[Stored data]

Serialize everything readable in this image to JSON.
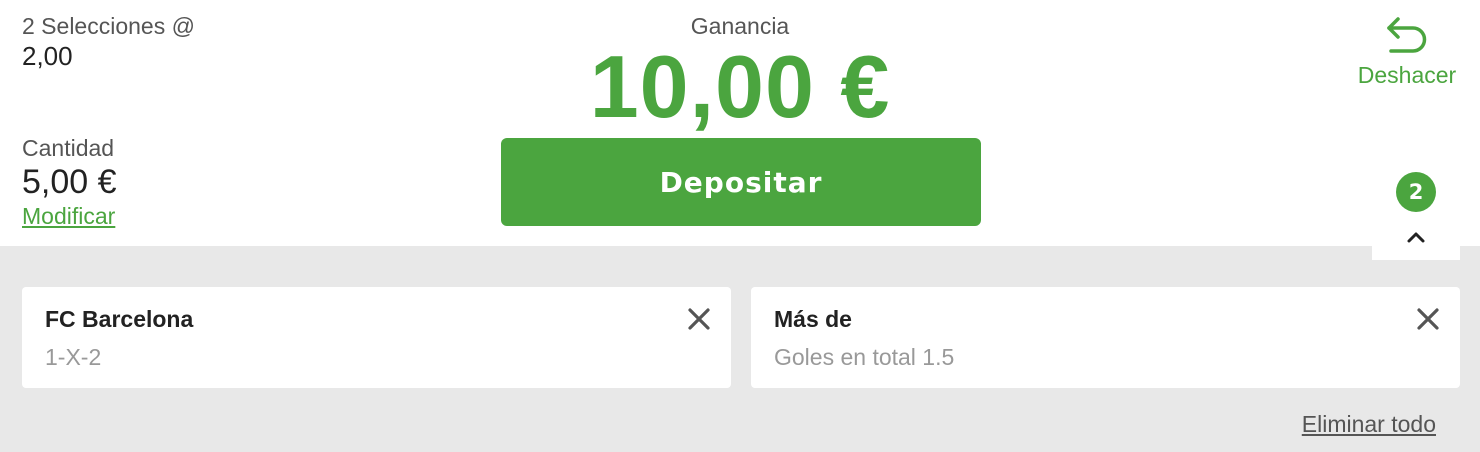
{
  "summary": {
    "selections_label": "2 Selecciones @",
    "odds": "2,00",
    "stake_label": "Cantidad",
    "stake_value": "5,00 €",
    "modify_label": "Modificar"
  },
  "winnings": {
    "label": "Ganancia",
    "value": "10,00 €"
  },
  "deposit_button": {
    "label": "Depositar"
  },
  "undo": {
    "label": "Deshacer",
    "icon": "undo-arrow-icon"
  },
  "collapse_tab": {
    "badge": "2",
    "icon": "chevron-up-icon"
  },
  "selections": [
    {
      "title": "FC Barcelona",
      "market": "1-X-2",
      "icon": "close-icon"
    },
    {
      "title": "Más de",
      "market": "Goles en total 1.5",
      "icon": "close-icon"
    }
  ],
  "remove_all_label": "Eliminar todo",
  "colors": {
    "accent": "#4ba53f",
    "panel_background": "#e8e8e8",
    "card_background": "#ffffff"
  }
}
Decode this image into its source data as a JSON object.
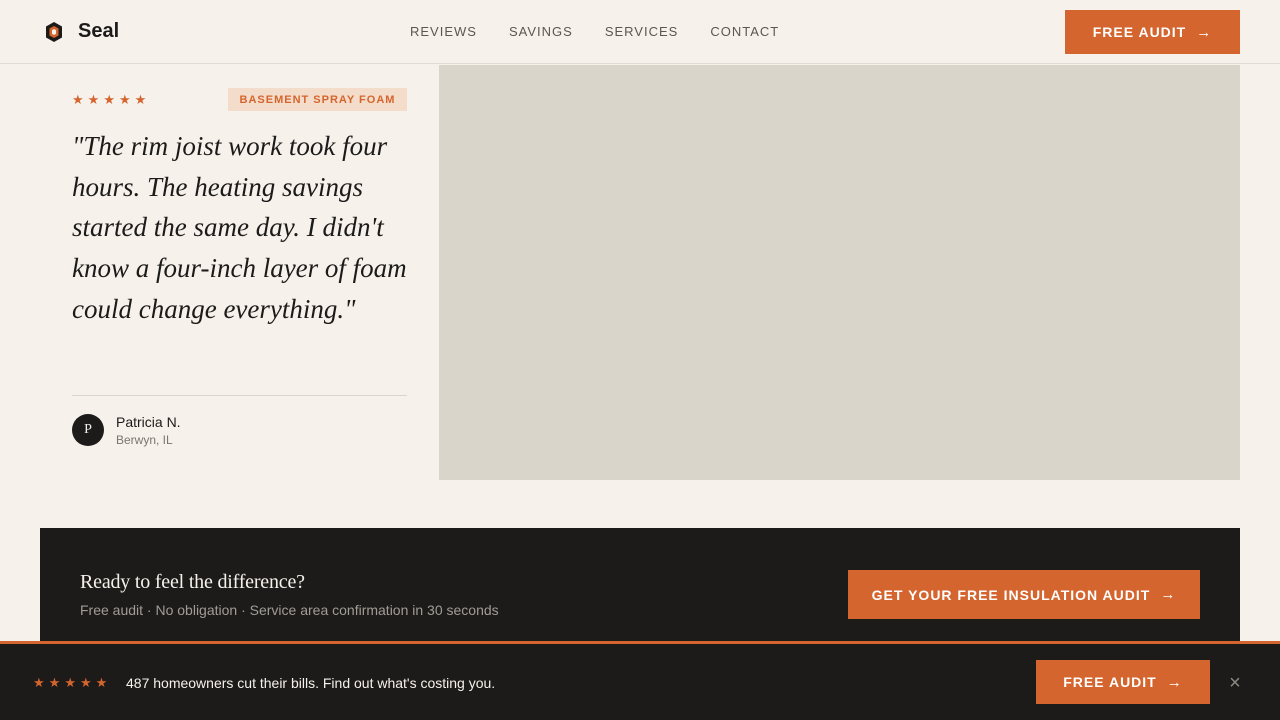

_TASK STATEMENT_
Output all the records, word for word, with no pictures in the copy.

_EXERCISE RESULT_
Serialize everything readable in this image to JSON.
{
  "summary": {
    "selections_label": "2 Selecciones @",
    "odds": "2,00",
    "stake_label": "Cantidad",
    "stake_value": "5,00 €",
    "modify_label": "Modificar"
  },
  "winnings": {
    "label": "Ganancia",
    "value": "10,00 €"
  },
  "deposit_button": {
    "label": "Depositar"
  },
  "undo": {
    "label": "Deshacer",
    "icon": "undo-arrow-icon"
  },
  "collapse_tab": {
    "badge": "2",
    "icon": "chevron-up-icon"
  },
  "selections": [
    {
      "title": "FC Barcelona",
      "market": "1-X-2",
      "icon": "close-icon"
    },
    {
      "title": "Más de",
      "market": "Goles en total 1.5",
      "icon": "close-icon"
    }
  ],
  "remove_all_label": "Eliminar todo",
  "colors": {
    "accent": "#4ba53f",
    "panel_background": "#e8e8e8",
    "card_background": "#ffffff"
  }
}
Decode this image into its source data as a JSON object.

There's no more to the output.